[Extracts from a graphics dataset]
+===+

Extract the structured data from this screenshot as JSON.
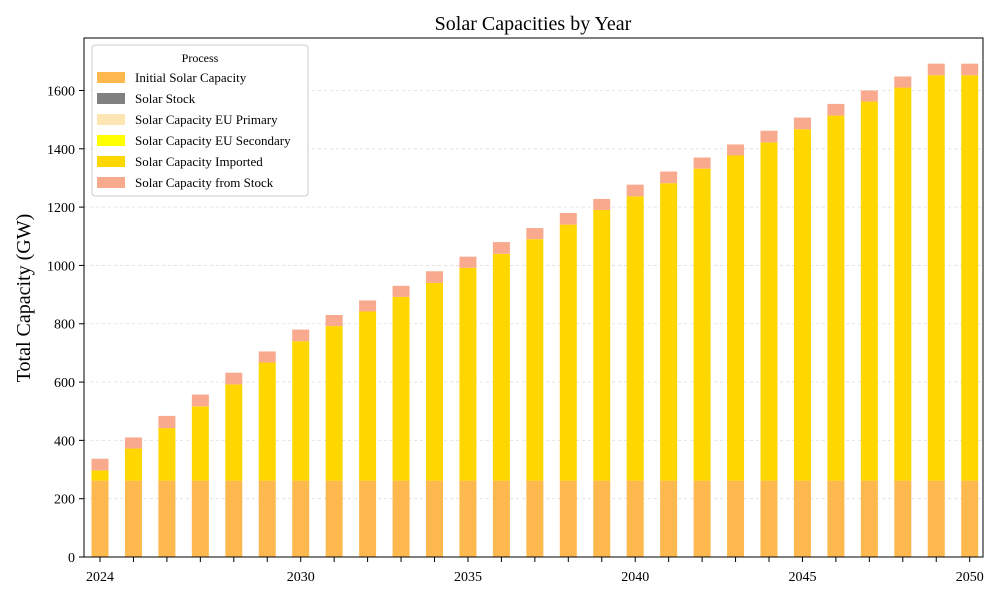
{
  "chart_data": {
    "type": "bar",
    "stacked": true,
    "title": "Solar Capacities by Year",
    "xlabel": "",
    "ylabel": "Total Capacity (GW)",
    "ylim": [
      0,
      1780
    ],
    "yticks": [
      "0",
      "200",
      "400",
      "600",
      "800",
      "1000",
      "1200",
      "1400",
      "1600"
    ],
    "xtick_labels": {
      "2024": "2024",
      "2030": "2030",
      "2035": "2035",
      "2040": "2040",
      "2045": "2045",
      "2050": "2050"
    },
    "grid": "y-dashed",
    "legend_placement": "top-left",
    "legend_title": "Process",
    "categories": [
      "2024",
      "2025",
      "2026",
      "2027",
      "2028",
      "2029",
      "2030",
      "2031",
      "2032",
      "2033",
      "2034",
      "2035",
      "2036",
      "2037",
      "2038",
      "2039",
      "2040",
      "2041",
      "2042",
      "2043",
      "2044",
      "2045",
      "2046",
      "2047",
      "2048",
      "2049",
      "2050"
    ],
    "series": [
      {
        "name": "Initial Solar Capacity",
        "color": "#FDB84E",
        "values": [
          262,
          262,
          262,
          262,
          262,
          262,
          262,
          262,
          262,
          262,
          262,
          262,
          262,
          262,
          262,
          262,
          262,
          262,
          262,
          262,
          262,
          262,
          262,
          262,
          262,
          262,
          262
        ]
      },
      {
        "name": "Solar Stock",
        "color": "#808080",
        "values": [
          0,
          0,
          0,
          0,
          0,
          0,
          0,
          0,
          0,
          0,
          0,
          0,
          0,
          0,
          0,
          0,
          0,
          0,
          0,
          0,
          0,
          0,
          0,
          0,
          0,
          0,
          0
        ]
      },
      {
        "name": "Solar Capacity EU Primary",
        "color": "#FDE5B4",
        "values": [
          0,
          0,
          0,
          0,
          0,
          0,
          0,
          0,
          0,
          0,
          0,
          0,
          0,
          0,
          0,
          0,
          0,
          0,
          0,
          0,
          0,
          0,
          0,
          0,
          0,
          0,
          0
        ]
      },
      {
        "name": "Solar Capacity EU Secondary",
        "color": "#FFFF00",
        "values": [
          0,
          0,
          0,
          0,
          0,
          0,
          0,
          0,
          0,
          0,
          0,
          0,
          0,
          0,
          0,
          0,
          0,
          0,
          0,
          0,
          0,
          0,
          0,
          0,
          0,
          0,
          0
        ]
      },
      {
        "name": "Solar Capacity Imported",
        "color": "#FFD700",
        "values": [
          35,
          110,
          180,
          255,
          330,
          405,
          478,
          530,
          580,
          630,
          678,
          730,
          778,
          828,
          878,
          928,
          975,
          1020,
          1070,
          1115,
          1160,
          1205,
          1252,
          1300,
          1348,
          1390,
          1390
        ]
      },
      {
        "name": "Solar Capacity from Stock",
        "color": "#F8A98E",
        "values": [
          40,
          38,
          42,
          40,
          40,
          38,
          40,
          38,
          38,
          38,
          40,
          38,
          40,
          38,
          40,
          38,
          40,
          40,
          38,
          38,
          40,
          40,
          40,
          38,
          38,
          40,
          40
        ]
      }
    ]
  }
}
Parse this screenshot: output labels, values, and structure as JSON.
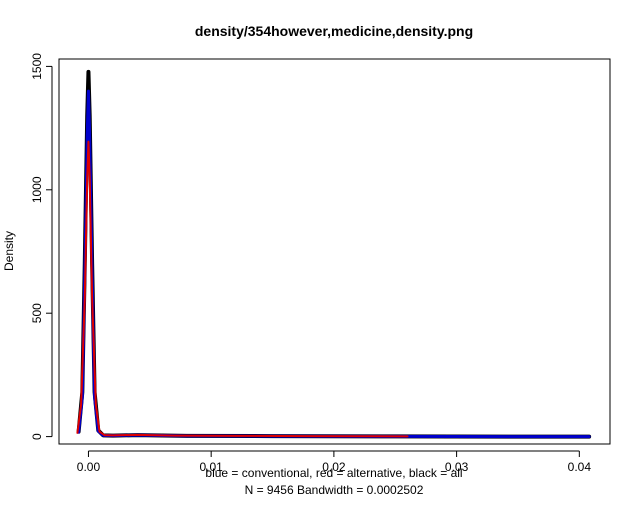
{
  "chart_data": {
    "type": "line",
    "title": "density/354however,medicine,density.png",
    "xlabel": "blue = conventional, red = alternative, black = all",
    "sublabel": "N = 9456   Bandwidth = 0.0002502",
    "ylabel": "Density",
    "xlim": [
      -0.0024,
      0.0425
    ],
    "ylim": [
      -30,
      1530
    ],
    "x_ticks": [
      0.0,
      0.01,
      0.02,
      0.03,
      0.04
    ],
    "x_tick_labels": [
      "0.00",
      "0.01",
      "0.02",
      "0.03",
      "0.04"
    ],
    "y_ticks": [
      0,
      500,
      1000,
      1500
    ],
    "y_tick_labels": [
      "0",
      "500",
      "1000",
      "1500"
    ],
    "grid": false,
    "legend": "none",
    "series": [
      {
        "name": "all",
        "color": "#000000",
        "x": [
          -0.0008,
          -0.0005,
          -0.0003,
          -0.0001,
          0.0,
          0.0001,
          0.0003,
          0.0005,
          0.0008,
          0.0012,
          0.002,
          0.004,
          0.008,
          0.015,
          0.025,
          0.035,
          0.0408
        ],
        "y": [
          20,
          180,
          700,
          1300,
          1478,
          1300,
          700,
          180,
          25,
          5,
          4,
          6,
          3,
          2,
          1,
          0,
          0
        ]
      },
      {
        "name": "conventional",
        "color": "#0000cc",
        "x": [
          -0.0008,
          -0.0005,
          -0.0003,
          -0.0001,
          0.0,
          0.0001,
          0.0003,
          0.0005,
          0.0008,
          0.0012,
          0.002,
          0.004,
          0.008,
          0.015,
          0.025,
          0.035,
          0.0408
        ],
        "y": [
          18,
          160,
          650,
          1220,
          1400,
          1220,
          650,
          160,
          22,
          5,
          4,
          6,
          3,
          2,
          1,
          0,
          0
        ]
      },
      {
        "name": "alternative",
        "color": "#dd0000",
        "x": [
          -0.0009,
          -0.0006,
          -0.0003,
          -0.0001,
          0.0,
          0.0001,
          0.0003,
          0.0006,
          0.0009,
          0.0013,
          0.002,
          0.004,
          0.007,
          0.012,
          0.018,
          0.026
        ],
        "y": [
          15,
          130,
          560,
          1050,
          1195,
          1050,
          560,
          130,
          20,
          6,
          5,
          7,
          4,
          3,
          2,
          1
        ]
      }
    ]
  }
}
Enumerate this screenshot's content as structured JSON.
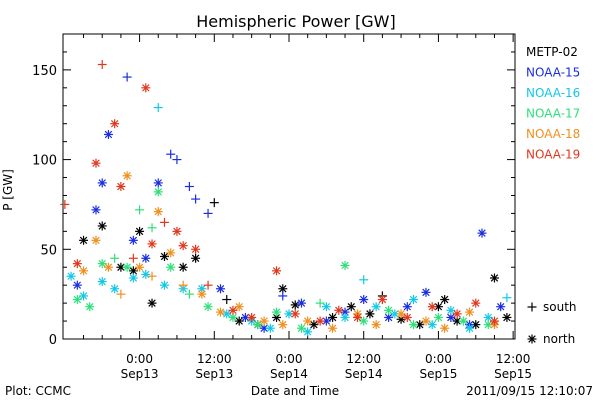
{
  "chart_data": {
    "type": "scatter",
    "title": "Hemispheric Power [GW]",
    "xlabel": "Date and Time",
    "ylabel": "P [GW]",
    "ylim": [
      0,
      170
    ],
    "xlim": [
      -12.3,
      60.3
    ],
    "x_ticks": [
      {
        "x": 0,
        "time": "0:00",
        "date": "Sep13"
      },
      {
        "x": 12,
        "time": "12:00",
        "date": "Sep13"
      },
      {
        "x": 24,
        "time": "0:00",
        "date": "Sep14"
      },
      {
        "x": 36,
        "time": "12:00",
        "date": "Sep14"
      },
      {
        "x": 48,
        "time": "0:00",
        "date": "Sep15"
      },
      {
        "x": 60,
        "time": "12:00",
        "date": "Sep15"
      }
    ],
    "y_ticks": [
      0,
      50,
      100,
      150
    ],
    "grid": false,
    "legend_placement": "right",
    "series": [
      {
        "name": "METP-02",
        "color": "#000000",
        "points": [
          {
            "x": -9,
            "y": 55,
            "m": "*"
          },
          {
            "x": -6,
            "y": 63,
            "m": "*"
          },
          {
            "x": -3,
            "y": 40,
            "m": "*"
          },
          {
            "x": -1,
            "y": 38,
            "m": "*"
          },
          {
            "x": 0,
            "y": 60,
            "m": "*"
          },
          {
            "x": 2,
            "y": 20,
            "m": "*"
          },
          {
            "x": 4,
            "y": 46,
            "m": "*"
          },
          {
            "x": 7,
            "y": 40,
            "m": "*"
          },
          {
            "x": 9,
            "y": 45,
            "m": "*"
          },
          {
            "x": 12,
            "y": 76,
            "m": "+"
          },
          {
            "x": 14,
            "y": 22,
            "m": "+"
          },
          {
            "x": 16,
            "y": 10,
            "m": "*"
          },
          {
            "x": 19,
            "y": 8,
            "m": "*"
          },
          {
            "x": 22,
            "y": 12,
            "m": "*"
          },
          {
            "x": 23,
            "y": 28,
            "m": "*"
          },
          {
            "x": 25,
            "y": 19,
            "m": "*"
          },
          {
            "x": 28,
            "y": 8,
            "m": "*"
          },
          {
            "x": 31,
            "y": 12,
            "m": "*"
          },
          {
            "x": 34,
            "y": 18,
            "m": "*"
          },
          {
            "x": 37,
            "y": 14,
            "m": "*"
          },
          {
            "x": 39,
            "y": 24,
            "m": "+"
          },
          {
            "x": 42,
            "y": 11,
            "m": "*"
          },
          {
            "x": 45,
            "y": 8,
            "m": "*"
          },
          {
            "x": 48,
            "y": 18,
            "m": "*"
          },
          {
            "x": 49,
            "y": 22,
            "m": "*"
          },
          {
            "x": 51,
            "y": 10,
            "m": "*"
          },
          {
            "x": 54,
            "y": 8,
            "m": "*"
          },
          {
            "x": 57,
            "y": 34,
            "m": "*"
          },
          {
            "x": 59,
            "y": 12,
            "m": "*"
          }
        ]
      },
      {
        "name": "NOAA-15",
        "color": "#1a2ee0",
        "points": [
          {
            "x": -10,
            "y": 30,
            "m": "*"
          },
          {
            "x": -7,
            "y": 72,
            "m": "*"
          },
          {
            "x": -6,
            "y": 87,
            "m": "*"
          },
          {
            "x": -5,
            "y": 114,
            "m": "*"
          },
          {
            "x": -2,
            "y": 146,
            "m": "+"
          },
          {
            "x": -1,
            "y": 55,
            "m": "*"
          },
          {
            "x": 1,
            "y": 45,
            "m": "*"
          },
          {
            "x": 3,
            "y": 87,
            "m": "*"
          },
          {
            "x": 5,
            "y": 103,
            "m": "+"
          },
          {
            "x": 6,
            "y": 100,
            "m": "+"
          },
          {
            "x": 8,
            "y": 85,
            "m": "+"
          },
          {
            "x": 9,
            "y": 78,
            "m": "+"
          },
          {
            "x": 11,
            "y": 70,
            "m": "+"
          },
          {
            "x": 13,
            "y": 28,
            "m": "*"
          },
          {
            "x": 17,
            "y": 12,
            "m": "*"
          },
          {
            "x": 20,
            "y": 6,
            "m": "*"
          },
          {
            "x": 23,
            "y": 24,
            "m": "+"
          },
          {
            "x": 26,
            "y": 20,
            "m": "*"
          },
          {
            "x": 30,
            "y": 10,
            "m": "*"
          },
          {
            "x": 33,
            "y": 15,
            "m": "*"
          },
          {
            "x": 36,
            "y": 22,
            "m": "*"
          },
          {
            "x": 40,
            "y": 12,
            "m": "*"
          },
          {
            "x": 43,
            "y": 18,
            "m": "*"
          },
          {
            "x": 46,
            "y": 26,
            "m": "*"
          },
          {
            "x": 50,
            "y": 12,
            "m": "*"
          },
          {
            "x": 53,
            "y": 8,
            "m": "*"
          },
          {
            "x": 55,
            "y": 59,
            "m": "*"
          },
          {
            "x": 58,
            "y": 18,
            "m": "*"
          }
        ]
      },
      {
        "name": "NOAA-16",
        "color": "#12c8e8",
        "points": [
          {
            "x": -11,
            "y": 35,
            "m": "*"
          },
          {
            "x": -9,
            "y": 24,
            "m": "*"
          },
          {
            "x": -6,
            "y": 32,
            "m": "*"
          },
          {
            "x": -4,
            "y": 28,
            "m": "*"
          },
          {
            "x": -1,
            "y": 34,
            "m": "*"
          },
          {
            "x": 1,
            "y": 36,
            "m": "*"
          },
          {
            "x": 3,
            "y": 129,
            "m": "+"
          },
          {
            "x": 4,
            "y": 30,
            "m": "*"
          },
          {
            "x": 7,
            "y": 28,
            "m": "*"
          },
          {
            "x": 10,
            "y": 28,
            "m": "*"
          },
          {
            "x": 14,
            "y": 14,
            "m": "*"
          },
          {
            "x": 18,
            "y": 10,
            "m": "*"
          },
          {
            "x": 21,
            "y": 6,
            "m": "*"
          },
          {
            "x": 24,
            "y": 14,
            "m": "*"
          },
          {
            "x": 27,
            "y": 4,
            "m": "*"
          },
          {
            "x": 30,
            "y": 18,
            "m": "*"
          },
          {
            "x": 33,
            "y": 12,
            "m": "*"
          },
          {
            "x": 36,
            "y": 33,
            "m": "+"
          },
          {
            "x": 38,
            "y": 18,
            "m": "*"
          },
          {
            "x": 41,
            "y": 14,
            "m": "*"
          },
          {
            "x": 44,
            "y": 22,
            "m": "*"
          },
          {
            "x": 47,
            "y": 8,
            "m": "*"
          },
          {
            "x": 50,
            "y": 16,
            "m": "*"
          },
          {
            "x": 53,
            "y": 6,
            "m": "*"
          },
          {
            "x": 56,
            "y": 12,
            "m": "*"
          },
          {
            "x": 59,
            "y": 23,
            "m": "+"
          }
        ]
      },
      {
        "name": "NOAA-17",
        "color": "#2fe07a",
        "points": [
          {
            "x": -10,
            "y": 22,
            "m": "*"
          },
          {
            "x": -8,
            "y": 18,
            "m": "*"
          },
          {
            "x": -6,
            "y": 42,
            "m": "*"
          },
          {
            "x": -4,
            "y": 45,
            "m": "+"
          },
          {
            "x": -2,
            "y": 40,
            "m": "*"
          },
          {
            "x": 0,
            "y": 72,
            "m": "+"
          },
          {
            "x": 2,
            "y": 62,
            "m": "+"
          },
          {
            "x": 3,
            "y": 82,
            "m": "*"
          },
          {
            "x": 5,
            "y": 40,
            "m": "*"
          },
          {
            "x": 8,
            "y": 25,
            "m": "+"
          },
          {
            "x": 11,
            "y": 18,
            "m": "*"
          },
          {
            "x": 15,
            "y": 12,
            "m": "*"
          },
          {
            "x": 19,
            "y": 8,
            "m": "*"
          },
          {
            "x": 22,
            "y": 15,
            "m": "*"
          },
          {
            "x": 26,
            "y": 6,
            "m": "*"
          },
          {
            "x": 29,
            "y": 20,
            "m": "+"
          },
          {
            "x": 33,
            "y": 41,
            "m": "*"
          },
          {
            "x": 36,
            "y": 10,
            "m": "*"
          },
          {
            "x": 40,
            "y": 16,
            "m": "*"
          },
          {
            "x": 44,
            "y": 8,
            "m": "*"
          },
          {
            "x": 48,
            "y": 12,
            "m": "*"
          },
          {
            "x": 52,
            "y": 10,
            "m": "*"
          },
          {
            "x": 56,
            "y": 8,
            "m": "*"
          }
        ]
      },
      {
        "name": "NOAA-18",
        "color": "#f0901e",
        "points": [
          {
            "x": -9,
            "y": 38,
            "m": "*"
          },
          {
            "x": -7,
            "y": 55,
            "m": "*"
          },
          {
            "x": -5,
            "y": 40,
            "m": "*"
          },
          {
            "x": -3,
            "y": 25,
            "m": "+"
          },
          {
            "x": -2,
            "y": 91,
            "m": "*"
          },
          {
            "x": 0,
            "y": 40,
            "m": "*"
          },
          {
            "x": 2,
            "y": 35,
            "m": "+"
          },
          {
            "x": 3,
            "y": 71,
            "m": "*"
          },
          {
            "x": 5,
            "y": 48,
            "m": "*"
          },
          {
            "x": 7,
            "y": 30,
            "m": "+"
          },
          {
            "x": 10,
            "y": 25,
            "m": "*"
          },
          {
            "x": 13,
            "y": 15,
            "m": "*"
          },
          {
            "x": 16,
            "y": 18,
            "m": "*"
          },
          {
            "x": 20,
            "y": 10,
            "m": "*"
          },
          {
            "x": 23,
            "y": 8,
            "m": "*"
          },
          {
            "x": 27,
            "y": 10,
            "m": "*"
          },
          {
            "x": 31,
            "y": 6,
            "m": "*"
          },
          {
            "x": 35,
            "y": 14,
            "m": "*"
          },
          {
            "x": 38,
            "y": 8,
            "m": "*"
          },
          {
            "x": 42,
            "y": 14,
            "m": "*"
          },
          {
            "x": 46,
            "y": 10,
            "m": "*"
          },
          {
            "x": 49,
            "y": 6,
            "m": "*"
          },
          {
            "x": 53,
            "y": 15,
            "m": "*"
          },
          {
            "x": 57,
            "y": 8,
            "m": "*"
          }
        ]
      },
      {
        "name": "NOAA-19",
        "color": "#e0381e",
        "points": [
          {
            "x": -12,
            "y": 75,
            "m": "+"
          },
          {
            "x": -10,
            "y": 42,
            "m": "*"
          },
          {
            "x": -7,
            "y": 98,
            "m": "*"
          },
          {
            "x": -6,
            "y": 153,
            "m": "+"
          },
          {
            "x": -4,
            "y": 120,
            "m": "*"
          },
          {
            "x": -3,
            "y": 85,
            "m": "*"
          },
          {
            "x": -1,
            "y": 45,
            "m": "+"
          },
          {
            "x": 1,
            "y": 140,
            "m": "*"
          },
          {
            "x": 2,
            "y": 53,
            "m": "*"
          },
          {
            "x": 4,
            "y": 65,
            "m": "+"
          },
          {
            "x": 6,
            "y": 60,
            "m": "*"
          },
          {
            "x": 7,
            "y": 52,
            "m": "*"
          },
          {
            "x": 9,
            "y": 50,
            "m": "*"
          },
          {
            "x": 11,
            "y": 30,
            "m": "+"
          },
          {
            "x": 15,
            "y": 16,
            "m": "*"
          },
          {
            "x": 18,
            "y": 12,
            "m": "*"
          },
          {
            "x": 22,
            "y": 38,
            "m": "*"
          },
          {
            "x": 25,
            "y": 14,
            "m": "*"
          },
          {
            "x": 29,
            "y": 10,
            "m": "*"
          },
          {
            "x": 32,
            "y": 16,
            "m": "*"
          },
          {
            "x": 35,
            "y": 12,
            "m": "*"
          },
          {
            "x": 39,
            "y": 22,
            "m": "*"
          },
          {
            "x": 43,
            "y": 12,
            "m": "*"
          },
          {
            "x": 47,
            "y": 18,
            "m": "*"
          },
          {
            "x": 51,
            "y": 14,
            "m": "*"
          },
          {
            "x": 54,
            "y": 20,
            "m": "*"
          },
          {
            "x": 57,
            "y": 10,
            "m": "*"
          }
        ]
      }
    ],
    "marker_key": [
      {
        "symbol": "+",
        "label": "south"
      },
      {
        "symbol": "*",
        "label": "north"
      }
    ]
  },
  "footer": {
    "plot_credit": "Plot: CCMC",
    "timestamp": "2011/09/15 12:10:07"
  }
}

+===+

-- PROBLEM --
Identify the lines that hold the word "conventional". Copy every one of them.

-- THE RESULT --
    "xlabel": "blue = conventional, red = alternative, black = all",
        "name": "conventional",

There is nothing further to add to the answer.